■ What the task asks ■
Repeat the full listing, word for word.

■ Data provided ■
....

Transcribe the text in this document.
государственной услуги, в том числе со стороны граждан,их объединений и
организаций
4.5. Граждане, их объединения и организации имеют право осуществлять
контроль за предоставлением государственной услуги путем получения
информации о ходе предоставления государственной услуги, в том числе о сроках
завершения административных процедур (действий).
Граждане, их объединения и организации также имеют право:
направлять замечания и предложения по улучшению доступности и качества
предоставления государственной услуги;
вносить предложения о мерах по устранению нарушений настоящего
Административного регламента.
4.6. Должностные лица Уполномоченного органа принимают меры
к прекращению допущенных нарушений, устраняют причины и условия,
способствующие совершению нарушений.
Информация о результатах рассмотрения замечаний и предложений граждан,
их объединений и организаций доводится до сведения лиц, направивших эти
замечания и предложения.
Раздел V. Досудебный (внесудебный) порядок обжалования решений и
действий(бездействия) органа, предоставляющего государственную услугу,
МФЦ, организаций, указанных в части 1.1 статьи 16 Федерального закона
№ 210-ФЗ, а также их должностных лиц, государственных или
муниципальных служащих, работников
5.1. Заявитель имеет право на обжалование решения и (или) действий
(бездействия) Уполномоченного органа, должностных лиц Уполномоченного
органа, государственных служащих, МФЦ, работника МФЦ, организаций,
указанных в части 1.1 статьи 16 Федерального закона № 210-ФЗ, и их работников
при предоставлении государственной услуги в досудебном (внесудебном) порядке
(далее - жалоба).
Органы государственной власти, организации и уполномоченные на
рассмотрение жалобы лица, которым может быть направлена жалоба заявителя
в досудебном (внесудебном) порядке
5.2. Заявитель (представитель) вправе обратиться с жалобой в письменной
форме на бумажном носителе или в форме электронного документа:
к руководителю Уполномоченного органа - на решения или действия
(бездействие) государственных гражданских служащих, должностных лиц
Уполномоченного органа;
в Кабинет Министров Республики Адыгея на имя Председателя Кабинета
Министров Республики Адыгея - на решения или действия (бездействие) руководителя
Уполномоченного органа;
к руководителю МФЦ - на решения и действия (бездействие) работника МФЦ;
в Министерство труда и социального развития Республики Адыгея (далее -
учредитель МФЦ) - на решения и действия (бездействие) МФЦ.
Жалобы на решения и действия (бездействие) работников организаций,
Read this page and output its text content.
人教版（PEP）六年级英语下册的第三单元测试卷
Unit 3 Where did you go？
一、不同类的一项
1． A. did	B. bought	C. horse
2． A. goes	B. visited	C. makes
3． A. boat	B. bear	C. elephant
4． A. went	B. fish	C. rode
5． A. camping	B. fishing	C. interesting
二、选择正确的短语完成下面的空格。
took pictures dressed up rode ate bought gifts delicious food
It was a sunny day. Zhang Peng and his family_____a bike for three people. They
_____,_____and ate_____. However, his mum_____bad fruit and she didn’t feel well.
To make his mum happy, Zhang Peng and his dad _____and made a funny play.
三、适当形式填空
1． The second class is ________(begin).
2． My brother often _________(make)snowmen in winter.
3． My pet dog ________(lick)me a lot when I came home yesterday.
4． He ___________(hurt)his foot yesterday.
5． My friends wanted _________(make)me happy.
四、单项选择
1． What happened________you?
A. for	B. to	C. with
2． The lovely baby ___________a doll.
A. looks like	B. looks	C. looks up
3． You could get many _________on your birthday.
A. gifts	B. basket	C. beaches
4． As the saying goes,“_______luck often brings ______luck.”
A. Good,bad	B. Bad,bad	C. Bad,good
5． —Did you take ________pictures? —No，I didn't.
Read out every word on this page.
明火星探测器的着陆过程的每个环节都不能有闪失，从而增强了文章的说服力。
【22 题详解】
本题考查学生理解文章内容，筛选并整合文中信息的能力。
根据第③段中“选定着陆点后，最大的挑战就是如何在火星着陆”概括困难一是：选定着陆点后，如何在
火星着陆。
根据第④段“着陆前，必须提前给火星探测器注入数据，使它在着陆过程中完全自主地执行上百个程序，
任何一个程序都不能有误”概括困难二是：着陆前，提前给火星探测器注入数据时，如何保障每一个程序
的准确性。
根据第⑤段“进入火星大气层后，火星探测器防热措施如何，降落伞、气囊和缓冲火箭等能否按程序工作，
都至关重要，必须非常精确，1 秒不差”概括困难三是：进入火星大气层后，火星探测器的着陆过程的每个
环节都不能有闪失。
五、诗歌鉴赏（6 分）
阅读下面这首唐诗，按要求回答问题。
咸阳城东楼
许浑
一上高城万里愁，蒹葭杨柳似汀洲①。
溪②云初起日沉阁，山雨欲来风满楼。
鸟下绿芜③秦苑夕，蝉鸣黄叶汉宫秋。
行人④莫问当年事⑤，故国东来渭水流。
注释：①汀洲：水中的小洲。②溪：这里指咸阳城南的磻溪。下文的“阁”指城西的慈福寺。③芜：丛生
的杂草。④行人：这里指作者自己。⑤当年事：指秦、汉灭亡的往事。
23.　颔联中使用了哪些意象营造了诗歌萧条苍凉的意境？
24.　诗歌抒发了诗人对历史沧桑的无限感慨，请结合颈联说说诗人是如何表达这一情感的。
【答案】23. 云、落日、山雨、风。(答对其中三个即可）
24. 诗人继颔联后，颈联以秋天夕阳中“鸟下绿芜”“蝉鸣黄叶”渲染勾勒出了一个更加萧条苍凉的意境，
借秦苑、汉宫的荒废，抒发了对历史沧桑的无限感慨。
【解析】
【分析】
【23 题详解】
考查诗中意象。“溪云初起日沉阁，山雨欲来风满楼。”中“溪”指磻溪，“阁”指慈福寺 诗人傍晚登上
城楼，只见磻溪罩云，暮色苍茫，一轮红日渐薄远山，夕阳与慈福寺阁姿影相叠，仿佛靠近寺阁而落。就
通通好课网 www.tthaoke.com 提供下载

....

■ Task output ■
Transcribe the text in this document.
государственной услуги, в том числе со стороны граждан,их объединений и
организаций
4.5. Граждане, их объединения и организации имеют право осуществлять
контроль за предоставлением государственной услуги путем получения
информации о ходе предоставления государственной услуги, в том числе о сроках
завершения административных процедур (действий).
Граждане, их объединения и организации также имеют право:
направлять замечания и предложения по улучшению доступности и качества
предоставления государственной услуги;
вносить предложения о мерах по устранению нарушений настоящего
Административного регламента.
4.6. Должностные лица Уполномоченного органа принимают меры
к прекращению допущенных нарушений, устраняют причины и условия,
способствующие совершению нарушений.
Информация о результатах рассмотрения замечаний и предложений граждан,
их объединений и организаций доводится до сведения лиц, направивших эти
замечания и предложения.
Раздел V. Досудебный (внесудебный) порядок обжалования решений и
действий(бездействия) органа, предоставляющего государственную услугу,
МФЦ, организаций, указанных в части 1.1 статьи 16 Федерального закона
№ 210-ФЗ, а также их должностных лиц, государственных или
муниципальных служащих, работников
5.1. Заявитель имеет право на обжалование решения и (или) действий
(бездействия) Уполномоченного органа, должностных лиц Уполномоченного
органа, государственных служащих, МФЦ, работника МФЦ, организаций,
указанных в части 1.1 статьи 16 Федерального закона № 210-ФЗ, и их работников
при предоставлении государственной услуги в досудебном (внесудебном) порядке
(далее - жалоба).
Органы государственной власти, организации и уполномоченные на
рассмотрение жалобы лица, которым может быть направлена жалоба заявителя
в досудебном (внесудебном) порядке
5.2. Заявитель (представитель) вправе обратиться с жалобой в письменной
форме на бумажном носителе или в форме электронного документа:
к руководителю Уполномоченного органа - на решения или действия
(бездействие) государственных гражданских служащих, должностных лиц
Уполномоченного органа;
в Кабинет Министров Республики Адыгея на имя Председателя Кабинета
Министров Республики Адыгея - на решения или действия (бездействие) руководителя
Уполномоченного органа;
к руководителю МФЦ - на решения и действия (бездействие) работника МФЦ;
в Министерство труда и социального развития Республики Адыгея (далее -
учредитель МФЦ) - на решения и действия (бездействие) МФЦ.
Жалобы на решения и действия (бездействие) работников организаций,
Read this page and output its text content.
人教版（PEP）六年级英语下册的第三单元测试卷
Unit 3 Where did you go？
一、不同类的一项
1． A. did	B. bought	C. horse
2． A. goes	B. visited	C. makes
3． A. boat	B. bear	C. elephant
4． A. went	B. fish	C. rode
5． A. camping	B. fishing	C. interesting
二、选择正确的短语完成下面的空格。
took pictures dressed up rode ate bought gifts delicious food
It was a sunny day. Zhang Peng and his family_____a bike for three people. They
_____,_____and ate_____. However, his mum_____bad fruit and she didn’t feel well.
To make his mum happy, Zhang Peng and his dad _____and made a funny play.
三、适当形式填空
1． The second class is ________(begin).
2． My brother often _________(make)snowmen in winter.
3． My pet dog ________(lick)me a lot when I came home yesterday.
4． He ___________(hurt)his foot yesterday.
5． My friends wanted _________(make)me happy.
四、单项选择
1． What happened________you?
A. for	B. to	C. with
2． The lovely baby ___________a doll.
A. looks like	B. looks	C. looks up
3． You could get many _________on your birthday.
A. gifts	B. basket	C. beaches
4． As the saying goes,“_______luck often brings ______luck.”
A. Good,bad	B. Bad,bad	C. Bad,good
5． —Did you take ________pictures? —No，I didn't.
Read out every word on this page.
明火星探测器的着陆过程的每个环节都不能有闪失，从而增强了文章的说服力。
【22 题详解】
本题考查学生理解文章内容，筛选并整合文中信息的能力。
根据第③段中“选定着陆点后，最大的挑战就是如何在火星着陆”概括困难一是：选定着陆点后，如何在
火星着陆。
根据第④段“着陆前，必须提前给火星探测器注入数据，使它在着陆过程中完全自主地执行上百个程序，
任何一个程序都不能有误”概括困难二是：着陆前，提前给火星探测器注入数据时，如何保障每一个程序
的准确性。
根据第⑤段“进入火星大气层后，火星探测器防热措施如何，降落伞、气囊和缓冲火箭等能否按程序工作，
都至关重要，必须非常精确，1 秒不差”概括困难三是：进入火星大气层后，火星探测器的着陆过程的每个
环节都不能有闪失。
五、诗歌鉴赏（6 分）
阅读下面这首唐诗，按要求回答问题。
咸阳城东楼
许浑
一上高城万里愁，蒹葭杨柳似汀洲①。
溪②云初起日沉阁，山雨欲来风满楼。
鸟下绿芜③秦苑夕，蝉鸣黄叶汉宫秋。
行人④莫问当年事⑤，故国东来渭水流。
注释：①汀洲：水中的小洲。②溪：这里指咸阳城南的磻溪。下文的“阁”指城西的慈福寺。③芜：丛生
的杂草。④行人：这里指作者自己。⑤当年事：指秦、汉灭亡的往事。
23.　颔联中使用了哪些意象营造了诗歌萧条苍凉的意境？
24.　诗歌抒发了诗人对历史沧桑的无限感慨，请结合颈联说说诗人是如何表达这一情感的。
【答案】23. 云、落日、山雨、风。(答对其中三个即可）
24. 诗人继颔联后，颈联以秋天夕阳中“鸟下绿芜”“蝉鸣黄叶”渲染勾勒出了一个更加萧条苍凉的意境，
借秦苑、汉宫的荒废，抒发了对历史沧桑的无限感慨。
【解析】
【分析】
【23 题详解】
考查诗中意象。“溪云初起日沉阁，山雨欲来风满楼。”中“溪”指磻溪，“阁”指慈福寺 诗人傍晚登上
城楼，只见磻溪罩云，暮色苍茫，一轮红日渐薄远山，夕阳与慈福寺阁姿影相叠，仿佛靠近寺阁而落。就
通通好课网 www.tthaoke.com 提供下载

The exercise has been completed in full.